[Records contained in a dataset]
+ + + + +

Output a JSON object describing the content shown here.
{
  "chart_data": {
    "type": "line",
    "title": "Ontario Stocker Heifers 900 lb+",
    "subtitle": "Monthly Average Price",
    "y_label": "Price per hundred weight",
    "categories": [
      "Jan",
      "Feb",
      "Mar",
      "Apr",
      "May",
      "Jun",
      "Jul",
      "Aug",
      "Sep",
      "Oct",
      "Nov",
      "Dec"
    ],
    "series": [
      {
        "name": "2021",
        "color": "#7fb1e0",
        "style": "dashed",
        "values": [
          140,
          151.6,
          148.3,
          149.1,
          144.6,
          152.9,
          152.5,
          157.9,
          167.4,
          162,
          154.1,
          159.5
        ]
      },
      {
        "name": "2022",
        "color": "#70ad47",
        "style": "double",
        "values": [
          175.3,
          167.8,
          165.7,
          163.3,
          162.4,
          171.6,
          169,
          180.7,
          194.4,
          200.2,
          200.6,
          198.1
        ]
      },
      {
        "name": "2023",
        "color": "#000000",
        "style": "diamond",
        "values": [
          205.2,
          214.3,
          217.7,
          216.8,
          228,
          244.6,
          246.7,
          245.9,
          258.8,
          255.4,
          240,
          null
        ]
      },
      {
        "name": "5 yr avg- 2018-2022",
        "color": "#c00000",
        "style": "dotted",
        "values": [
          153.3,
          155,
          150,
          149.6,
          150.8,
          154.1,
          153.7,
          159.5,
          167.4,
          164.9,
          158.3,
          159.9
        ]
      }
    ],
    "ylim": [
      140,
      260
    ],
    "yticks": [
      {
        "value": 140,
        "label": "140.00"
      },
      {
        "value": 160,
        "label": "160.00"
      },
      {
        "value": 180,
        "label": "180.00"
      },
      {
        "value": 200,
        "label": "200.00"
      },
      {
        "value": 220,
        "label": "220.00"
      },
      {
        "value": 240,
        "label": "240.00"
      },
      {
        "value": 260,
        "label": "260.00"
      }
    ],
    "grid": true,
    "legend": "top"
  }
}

+ + + + +

■ **TASK BRIEF**: From the listing above, pick out each line where the word "style" appears.

■ **RESPONSE BELOW**:
        "style": "dashed",
        "style": "double",
        "style": "diamond",
        "style": "dotted",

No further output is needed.